:: BRIEF ::
Every record should be repeated exactly, except that pictures are left out.

Excerpt from a dataset
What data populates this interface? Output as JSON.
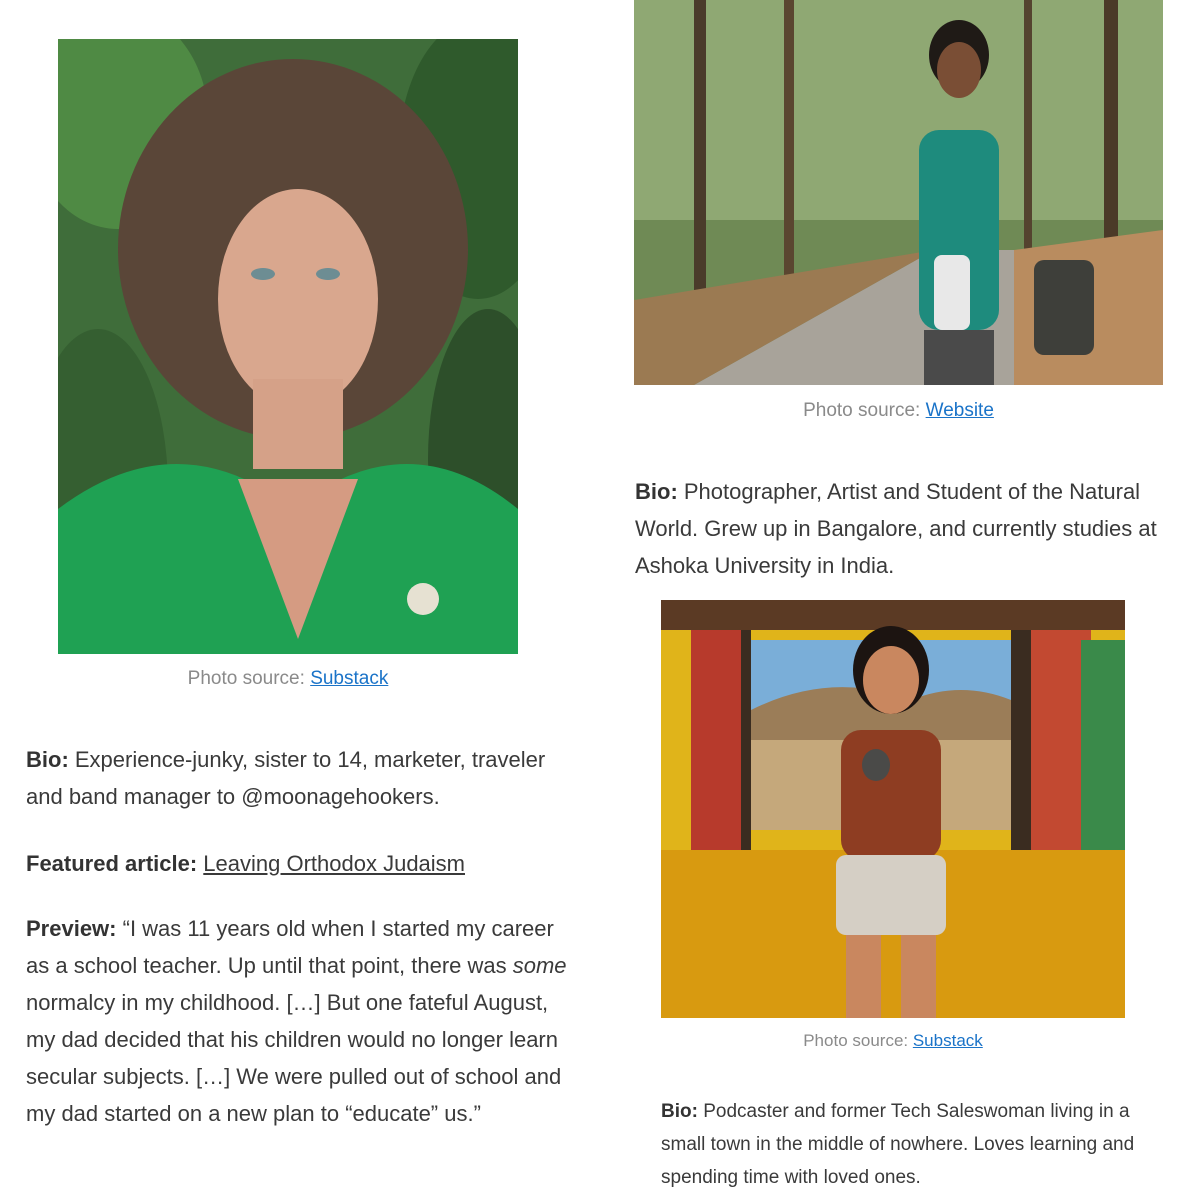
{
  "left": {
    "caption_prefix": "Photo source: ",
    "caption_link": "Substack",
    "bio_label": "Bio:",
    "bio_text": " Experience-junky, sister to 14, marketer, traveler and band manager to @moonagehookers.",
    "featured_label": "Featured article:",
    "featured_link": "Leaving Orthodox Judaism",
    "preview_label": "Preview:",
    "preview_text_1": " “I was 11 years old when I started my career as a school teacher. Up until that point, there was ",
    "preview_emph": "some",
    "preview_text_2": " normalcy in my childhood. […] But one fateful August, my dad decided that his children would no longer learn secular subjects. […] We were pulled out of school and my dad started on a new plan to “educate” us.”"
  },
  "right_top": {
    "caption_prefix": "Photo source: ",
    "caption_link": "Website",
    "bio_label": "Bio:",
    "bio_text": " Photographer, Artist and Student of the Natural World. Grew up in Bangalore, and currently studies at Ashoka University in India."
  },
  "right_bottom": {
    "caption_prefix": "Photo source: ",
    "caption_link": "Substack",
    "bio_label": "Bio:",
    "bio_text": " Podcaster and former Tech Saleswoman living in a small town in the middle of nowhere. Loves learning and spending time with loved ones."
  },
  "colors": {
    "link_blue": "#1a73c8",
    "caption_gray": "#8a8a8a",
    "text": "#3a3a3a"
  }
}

:: THE REPLY ::
What data populates this interface? Output as JSON.
{
  "left": {
    "caption_prefix": "Photo source: ",
    "caption_link": "Substack",
    "bio_label": "Bio:",
    "bio_text": " Experience-junky, sister to 14, marketer, traveler and band manager to @moonagehookers.",
    "featured_label": "Featured article:",
    "featured_link": "Leaving Orthodox Judaism",
    "preview_label": "Preview:",
    "preview_text_1": " “I was 11 years old when I started my career as a school teacher. Up until that point, there was ",
    "preview_emph": "some",
    "preview_text_2": " normalcy in my childhood. […] But one fateful August, my dad decided that his children would no longer learn secular subjects. […] We were pulled out of school and my dad started on a new plan to “educate” us.”"
  },
  "right_top": {
    "caption_prefix": "Photo source: ",
    "caption_link": "Website",
    "bio_label": "Bio:",
    "bio_text": " Photographer, Artist and Student of the Natural World. Grew up in Bangalore, and currently studies at Ashoka University in India."
  },
  "right_bottom": {
    "caption_prefix": "Photo source: ",
    "caption_link": "Substack",
    "bio_label": "Bio:",
    "bio_text": " Podcaster and former Tech Saleswoman living in a small town in the middle of nowhere. Loves learning and spending time with loved ones."
  },
  "colors": {
    "link_blue": "#1a73c8",
    "caption_gray": "#8a8a8a",
    "text": "#3a3a3a"
  }
}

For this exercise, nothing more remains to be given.